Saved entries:

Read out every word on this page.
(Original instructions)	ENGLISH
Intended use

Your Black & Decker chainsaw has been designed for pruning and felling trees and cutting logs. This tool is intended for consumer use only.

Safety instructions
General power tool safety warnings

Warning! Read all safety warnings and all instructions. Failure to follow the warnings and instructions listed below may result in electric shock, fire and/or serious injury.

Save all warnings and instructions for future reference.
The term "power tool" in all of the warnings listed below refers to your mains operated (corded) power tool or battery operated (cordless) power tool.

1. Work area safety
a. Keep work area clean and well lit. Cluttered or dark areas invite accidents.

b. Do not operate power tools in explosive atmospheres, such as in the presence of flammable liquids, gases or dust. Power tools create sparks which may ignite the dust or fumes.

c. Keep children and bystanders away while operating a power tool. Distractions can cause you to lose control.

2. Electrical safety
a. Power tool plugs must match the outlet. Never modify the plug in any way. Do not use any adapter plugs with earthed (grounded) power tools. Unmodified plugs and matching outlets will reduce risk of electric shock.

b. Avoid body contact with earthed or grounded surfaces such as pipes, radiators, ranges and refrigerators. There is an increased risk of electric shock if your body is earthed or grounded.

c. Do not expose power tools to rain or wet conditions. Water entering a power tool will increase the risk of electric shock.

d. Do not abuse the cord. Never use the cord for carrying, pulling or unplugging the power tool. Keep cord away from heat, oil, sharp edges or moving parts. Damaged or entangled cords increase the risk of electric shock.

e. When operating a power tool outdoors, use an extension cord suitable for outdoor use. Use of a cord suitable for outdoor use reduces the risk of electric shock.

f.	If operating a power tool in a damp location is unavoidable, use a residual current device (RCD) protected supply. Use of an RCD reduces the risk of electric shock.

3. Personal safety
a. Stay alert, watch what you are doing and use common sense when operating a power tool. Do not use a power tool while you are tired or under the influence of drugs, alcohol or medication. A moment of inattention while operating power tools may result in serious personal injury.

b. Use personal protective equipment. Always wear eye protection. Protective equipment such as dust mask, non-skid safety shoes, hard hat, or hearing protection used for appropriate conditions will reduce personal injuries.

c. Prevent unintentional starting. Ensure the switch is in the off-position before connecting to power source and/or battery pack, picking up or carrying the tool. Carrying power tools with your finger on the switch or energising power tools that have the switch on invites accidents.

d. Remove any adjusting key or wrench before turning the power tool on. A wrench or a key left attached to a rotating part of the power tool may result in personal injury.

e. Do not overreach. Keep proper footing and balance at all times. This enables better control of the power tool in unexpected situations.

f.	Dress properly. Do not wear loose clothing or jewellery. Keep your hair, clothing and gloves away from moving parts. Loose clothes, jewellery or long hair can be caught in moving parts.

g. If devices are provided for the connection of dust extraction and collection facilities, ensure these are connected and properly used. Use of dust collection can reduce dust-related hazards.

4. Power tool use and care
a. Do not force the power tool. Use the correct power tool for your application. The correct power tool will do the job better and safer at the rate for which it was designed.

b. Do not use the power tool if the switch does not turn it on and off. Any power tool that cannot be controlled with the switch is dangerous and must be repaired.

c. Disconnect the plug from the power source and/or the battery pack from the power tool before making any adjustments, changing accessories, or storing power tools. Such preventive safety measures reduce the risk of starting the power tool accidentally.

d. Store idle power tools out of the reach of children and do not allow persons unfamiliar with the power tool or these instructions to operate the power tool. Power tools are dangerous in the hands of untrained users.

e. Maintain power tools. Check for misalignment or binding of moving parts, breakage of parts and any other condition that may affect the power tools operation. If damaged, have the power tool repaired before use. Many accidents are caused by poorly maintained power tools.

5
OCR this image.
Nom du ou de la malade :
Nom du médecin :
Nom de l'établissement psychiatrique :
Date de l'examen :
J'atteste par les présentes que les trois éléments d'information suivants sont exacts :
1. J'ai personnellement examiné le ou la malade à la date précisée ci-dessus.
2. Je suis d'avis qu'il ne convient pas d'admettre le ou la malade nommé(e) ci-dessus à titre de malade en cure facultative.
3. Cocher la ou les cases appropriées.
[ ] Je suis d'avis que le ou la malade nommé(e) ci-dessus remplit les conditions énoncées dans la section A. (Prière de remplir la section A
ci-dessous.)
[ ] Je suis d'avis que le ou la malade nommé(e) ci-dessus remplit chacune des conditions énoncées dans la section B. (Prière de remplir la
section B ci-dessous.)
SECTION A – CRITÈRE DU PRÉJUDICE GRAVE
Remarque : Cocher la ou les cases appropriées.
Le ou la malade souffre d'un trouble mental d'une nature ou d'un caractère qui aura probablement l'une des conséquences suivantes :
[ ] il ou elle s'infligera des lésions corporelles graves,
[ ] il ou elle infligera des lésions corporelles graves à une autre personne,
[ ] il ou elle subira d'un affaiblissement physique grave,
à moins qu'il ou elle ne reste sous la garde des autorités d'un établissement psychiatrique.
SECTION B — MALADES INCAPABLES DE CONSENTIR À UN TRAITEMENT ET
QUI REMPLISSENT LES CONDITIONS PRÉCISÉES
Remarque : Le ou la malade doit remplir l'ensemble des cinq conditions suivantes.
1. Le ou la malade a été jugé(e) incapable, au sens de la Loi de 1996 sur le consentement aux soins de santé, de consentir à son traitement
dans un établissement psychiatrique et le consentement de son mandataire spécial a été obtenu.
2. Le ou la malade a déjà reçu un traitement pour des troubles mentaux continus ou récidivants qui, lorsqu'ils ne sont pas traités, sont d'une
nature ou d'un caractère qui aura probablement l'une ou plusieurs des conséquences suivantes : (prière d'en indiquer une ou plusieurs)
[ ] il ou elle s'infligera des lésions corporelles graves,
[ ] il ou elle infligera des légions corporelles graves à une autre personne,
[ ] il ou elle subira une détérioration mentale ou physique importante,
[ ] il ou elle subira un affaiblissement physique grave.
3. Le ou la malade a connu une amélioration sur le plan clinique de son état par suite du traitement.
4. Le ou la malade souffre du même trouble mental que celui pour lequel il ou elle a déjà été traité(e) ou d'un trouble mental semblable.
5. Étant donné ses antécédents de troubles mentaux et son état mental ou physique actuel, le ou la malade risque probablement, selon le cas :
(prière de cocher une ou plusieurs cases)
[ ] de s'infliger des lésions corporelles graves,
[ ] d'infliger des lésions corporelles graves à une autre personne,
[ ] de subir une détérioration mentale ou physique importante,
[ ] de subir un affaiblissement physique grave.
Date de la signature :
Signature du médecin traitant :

● **Exercise task**: Pick every line with "Read" in it and copy it.

● **The output**:
Read out every word on this page.
Warning! Read all safety warnings and all instructions. Failure to follow the warnings and instructions listed below may result in electric shock, fire and/or serious injury.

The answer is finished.